··· Material provided

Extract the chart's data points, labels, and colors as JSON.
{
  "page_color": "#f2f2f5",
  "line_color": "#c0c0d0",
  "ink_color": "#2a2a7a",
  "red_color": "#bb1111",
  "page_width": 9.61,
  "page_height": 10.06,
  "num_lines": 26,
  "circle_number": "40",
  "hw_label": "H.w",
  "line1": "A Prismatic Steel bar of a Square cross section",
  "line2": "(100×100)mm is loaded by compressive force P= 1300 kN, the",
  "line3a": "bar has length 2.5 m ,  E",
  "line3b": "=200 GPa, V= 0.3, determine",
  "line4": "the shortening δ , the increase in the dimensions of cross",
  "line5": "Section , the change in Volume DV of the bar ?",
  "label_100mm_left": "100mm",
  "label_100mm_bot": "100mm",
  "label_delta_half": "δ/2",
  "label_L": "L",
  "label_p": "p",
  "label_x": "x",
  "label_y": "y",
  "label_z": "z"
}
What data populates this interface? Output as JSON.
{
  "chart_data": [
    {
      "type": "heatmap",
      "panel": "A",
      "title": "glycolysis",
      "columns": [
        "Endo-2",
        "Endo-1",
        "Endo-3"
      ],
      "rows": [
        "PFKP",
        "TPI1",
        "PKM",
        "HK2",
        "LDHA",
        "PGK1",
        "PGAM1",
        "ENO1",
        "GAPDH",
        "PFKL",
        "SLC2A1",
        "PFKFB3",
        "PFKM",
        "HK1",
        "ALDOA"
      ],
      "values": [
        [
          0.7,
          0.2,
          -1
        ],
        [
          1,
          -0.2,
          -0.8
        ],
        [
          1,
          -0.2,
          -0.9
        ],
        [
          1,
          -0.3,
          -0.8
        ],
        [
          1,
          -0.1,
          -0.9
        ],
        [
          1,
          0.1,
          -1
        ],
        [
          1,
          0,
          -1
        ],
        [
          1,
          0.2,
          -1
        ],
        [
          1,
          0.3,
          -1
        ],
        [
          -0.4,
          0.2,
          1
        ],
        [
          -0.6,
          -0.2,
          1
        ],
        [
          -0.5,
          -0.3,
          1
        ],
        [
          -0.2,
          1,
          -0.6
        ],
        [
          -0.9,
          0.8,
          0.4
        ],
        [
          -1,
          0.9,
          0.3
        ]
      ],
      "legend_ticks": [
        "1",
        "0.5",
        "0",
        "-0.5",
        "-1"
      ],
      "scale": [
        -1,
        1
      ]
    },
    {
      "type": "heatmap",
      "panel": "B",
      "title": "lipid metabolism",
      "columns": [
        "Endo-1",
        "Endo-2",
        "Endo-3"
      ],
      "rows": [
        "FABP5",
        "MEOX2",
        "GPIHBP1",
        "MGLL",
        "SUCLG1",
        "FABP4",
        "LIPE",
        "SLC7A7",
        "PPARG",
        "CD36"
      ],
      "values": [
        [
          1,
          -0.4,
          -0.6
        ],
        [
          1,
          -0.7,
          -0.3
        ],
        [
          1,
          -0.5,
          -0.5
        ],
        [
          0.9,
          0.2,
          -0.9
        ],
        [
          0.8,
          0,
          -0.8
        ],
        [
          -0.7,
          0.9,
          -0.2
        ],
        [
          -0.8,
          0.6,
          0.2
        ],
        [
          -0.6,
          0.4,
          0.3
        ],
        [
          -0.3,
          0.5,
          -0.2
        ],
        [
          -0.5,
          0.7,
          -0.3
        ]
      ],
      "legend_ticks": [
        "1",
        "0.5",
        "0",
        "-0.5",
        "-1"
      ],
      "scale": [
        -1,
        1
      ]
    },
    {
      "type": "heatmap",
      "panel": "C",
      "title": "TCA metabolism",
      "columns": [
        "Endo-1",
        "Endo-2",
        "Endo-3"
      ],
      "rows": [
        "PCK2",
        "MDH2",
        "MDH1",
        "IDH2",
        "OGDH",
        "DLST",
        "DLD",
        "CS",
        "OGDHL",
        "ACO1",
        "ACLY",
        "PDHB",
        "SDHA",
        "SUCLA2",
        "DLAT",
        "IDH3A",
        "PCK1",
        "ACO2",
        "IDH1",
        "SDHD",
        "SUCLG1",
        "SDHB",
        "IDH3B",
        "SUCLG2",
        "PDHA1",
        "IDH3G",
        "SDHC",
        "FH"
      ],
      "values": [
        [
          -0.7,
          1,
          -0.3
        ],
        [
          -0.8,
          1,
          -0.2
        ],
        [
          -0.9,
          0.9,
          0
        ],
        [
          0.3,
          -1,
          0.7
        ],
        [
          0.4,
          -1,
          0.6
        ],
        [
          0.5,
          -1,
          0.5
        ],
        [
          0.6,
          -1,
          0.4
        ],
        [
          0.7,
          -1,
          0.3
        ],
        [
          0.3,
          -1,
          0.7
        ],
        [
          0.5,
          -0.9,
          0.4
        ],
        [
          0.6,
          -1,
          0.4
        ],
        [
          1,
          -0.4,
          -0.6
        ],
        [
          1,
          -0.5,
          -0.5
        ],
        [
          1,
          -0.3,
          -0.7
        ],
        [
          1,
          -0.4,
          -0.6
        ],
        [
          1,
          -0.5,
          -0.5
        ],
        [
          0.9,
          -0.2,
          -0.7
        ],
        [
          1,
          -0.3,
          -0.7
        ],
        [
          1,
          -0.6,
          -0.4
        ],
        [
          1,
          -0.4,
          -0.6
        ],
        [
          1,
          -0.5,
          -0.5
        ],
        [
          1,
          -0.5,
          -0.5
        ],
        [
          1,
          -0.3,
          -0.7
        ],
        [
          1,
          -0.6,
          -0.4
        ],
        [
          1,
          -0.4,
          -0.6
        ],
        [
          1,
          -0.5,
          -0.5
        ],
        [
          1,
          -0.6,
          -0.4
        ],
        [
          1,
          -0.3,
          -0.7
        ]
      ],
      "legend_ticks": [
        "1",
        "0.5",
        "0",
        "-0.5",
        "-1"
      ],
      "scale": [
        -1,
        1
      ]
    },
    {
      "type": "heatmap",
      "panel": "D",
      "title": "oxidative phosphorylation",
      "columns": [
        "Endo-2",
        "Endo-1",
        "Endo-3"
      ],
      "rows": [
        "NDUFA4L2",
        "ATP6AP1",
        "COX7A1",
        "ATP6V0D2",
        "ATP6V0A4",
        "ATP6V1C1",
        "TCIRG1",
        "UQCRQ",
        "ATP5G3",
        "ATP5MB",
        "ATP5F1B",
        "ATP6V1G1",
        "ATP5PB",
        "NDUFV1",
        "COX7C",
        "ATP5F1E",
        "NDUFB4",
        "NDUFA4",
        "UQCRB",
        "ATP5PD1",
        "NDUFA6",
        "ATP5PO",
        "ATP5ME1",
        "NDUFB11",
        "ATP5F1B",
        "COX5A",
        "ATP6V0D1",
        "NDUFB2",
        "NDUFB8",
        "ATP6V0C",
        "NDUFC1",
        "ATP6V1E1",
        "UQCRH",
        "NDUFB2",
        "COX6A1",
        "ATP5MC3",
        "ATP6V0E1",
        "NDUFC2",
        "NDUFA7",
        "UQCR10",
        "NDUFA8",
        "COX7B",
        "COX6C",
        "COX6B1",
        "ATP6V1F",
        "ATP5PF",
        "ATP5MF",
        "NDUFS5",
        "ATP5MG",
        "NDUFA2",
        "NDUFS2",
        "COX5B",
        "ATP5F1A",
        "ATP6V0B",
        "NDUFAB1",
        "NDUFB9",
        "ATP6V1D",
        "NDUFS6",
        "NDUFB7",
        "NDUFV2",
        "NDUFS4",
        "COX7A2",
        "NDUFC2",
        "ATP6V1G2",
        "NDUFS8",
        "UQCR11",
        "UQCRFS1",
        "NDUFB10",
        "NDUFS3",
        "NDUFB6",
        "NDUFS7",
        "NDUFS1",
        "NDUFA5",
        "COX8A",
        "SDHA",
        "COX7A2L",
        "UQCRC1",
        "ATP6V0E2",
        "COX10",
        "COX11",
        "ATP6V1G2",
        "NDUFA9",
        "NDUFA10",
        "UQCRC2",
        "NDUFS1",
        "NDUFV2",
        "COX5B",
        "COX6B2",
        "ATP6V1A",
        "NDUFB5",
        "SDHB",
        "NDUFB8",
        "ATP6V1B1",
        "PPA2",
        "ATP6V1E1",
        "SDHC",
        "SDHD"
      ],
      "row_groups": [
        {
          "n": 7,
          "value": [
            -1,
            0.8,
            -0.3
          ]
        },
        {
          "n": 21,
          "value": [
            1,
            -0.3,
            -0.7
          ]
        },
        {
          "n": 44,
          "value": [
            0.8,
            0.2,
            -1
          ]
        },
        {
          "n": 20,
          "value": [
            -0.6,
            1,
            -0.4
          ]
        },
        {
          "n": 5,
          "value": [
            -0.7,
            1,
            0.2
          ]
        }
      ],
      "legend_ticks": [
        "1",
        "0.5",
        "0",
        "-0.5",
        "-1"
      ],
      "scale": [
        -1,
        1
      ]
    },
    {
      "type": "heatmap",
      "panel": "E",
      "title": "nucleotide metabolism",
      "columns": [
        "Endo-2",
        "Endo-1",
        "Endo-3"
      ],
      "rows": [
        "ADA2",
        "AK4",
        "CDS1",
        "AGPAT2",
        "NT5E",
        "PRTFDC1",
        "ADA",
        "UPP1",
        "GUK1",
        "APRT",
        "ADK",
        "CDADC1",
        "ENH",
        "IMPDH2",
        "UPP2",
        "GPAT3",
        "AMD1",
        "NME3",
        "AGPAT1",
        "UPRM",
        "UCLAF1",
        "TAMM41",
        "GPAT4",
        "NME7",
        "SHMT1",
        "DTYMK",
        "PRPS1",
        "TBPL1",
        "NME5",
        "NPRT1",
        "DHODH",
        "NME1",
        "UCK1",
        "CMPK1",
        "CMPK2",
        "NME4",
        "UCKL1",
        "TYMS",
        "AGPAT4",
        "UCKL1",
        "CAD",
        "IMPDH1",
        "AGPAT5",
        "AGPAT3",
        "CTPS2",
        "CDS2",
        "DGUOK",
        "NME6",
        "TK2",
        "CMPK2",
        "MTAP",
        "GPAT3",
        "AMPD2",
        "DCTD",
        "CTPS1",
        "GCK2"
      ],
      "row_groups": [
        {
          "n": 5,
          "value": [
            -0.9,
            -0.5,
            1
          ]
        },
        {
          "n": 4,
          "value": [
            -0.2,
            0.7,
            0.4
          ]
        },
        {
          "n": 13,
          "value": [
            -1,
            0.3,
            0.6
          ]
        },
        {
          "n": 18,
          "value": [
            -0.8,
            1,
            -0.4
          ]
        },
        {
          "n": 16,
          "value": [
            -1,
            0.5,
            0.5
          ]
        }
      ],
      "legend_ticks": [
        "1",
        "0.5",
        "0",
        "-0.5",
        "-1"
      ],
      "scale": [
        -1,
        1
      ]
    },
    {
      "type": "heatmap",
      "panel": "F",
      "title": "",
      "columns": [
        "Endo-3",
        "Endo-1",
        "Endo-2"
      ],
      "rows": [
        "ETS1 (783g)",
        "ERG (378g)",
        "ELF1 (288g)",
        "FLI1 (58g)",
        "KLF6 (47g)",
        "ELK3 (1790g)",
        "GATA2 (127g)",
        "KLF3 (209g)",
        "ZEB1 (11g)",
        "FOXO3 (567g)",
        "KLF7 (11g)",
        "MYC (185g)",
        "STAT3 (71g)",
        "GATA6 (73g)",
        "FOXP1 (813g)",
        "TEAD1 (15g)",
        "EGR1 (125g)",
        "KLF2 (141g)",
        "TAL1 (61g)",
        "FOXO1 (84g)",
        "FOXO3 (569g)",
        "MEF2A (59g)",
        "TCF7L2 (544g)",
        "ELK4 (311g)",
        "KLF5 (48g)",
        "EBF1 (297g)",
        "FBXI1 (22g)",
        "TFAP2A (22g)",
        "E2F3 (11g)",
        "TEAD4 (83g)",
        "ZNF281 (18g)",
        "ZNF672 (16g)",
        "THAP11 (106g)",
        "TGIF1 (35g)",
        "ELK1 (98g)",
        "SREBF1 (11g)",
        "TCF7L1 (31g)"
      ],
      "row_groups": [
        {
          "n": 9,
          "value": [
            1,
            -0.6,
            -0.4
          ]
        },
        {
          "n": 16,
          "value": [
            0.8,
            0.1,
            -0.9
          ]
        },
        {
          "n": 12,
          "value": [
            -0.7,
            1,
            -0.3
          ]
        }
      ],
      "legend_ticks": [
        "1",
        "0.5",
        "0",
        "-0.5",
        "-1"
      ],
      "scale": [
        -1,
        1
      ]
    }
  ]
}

······

| Given problem |
Gather up, from the records above, each line where the word "cross" appears.

| Answer to the exercise |
  "line1": "A Prismatic Steel bar of a Square cross section",
  "line4": "the shortening δ , the increase in the dimensions of cross",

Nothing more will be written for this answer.